MATERIAL PROVIDED:
◆ ◆ ◆ ◆
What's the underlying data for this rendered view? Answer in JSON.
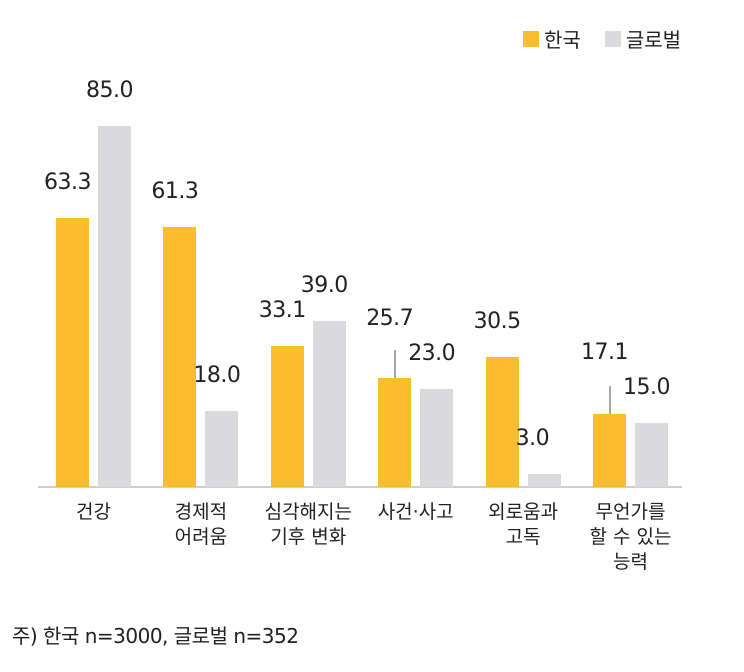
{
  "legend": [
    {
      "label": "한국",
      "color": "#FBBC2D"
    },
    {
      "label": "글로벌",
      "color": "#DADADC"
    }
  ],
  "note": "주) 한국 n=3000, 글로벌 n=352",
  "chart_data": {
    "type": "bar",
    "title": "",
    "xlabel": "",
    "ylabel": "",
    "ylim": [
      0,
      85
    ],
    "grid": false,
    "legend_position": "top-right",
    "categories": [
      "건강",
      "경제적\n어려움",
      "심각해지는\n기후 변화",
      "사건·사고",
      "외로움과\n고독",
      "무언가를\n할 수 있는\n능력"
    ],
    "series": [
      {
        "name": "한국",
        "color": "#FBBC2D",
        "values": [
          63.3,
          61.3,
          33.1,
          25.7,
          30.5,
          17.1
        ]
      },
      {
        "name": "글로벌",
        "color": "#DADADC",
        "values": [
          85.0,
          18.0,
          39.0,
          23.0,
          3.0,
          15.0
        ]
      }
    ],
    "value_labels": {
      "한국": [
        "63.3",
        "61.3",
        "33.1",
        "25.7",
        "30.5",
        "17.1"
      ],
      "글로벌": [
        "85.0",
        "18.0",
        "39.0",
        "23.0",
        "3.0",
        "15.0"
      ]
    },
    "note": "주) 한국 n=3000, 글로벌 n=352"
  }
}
◆ ◆ ◆ ◆
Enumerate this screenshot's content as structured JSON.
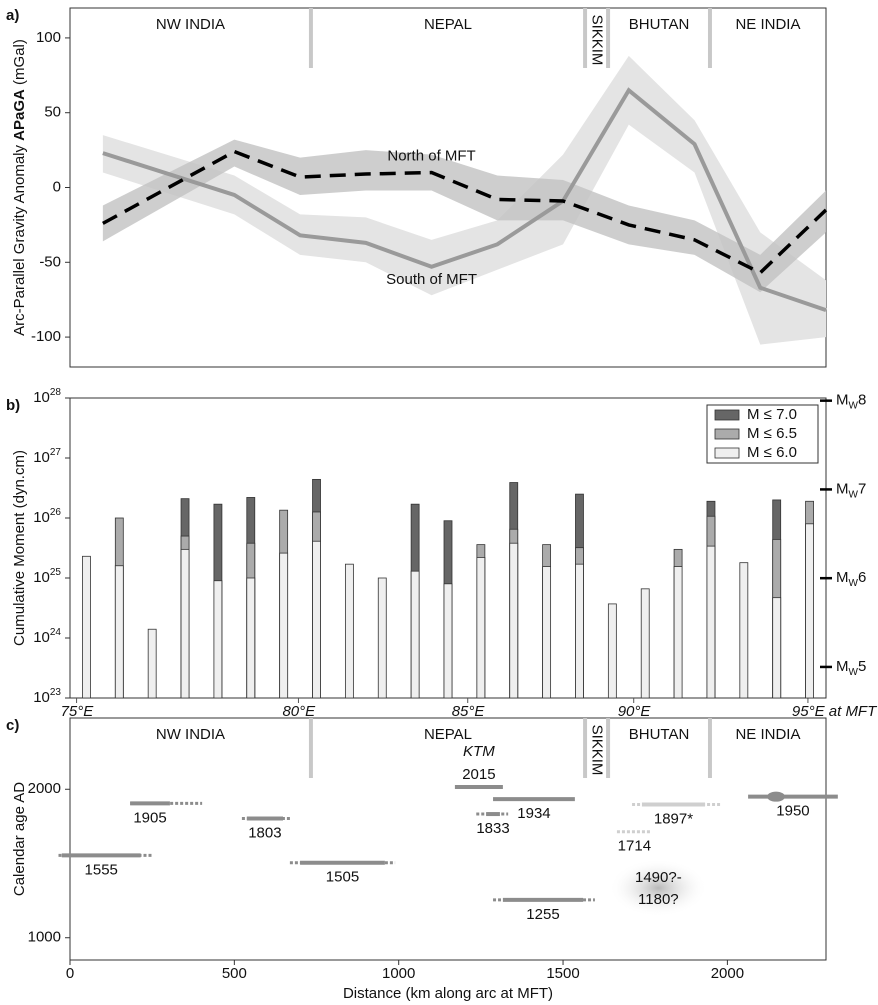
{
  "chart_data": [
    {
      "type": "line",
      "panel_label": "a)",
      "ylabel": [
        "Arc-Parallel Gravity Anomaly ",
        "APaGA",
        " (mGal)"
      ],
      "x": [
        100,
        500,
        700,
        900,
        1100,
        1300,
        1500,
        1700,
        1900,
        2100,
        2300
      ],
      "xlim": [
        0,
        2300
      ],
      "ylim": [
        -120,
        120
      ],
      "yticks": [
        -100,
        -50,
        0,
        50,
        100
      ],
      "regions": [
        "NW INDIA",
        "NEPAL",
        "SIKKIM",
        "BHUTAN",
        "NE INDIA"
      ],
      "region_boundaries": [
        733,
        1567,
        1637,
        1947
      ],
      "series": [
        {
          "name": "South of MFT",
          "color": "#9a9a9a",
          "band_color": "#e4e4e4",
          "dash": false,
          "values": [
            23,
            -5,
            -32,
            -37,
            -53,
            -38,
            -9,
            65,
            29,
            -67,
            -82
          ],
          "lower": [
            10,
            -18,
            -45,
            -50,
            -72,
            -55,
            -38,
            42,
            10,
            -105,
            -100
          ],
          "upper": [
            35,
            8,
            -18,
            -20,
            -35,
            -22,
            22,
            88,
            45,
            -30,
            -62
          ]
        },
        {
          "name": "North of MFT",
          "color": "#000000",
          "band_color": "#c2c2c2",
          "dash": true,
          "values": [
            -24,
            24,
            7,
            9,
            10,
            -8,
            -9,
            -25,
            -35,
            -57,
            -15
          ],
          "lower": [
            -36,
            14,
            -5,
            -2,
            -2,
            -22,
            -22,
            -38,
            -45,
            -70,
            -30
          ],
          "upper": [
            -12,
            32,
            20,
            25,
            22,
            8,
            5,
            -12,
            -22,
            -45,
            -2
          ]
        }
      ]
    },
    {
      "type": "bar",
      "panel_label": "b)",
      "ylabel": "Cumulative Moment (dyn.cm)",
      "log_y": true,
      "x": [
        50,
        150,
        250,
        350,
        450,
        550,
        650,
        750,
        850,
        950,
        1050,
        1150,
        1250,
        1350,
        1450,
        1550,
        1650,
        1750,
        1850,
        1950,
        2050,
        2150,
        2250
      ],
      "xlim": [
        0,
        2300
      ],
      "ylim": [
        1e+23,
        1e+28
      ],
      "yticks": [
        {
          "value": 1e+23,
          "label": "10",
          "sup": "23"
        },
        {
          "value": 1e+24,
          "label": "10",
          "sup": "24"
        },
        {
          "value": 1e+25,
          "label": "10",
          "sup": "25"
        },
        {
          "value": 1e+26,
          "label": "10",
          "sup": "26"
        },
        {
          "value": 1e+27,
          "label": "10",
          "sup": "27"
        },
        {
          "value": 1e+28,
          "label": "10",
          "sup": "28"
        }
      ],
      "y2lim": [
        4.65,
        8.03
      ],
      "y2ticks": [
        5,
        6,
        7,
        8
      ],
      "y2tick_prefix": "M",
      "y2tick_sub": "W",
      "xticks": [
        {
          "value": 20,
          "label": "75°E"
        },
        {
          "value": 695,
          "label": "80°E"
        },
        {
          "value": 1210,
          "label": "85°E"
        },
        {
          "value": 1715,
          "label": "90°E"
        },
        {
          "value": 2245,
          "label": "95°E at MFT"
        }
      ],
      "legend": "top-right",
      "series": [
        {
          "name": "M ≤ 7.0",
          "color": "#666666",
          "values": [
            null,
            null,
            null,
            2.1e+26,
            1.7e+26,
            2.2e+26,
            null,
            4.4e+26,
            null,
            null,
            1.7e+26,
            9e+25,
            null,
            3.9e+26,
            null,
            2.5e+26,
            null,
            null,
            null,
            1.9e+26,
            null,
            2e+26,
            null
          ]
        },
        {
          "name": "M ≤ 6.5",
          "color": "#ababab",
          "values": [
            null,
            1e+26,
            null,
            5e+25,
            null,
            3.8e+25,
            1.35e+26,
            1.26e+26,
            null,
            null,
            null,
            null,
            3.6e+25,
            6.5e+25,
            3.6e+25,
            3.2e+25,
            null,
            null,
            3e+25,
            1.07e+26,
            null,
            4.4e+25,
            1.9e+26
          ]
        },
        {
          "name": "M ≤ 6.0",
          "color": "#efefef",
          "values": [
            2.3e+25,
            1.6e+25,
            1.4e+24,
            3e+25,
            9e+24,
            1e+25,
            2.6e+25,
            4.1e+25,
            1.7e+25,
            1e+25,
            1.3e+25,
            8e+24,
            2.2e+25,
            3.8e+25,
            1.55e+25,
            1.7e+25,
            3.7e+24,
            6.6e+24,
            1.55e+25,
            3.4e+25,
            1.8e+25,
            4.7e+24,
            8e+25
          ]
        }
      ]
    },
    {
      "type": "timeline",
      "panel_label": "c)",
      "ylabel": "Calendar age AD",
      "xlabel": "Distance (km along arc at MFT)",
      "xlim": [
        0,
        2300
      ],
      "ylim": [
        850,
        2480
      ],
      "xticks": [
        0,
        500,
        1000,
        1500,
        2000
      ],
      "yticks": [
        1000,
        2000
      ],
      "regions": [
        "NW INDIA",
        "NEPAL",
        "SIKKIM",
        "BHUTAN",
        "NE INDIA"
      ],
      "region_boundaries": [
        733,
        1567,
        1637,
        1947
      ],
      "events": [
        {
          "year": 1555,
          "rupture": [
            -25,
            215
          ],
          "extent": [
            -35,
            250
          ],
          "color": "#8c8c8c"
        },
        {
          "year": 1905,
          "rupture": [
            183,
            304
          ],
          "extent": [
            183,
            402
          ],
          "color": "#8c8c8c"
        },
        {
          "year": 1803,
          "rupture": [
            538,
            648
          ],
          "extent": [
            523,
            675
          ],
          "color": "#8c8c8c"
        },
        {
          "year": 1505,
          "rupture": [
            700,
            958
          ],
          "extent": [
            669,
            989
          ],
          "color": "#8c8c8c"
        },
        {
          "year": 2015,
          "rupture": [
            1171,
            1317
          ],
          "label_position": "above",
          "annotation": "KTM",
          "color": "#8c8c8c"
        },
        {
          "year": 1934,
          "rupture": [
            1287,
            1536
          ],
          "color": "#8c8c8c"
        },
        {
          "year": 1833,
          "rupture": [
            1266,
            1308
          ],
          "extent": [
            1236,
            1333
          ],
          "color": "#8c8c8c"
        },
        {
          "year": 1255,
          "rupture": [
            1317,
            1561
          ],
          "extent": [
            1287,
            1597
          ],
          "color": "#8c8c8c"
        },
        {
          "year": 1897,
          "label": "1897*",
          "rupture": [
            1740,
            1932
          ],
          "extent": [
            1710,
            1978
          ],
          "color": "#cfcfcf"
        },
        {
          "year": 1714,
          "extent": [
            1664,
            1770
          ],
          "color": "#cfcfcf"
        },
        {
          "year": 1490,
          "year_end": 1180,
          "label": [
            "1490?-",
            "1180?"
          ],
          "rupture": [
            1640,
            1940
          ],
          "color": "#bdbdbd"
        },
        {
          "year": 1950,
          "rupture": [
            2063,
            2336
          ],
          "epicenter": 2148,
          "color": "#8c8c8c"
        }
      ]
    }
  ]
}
◆ ◆ ◆ ◆
OBJECTIVE:
Go through the entries and return each line where the word "name" appears.

WORKED ANSWER:
        "name": "한국",
        "name": "글로벌",
          "name": "South of MFT",
          "name": "North of MFT",
          "name": "M ≤ 7.0",
          "name": "M ≤ 6.5",
          "name": "M ≤ 6.0",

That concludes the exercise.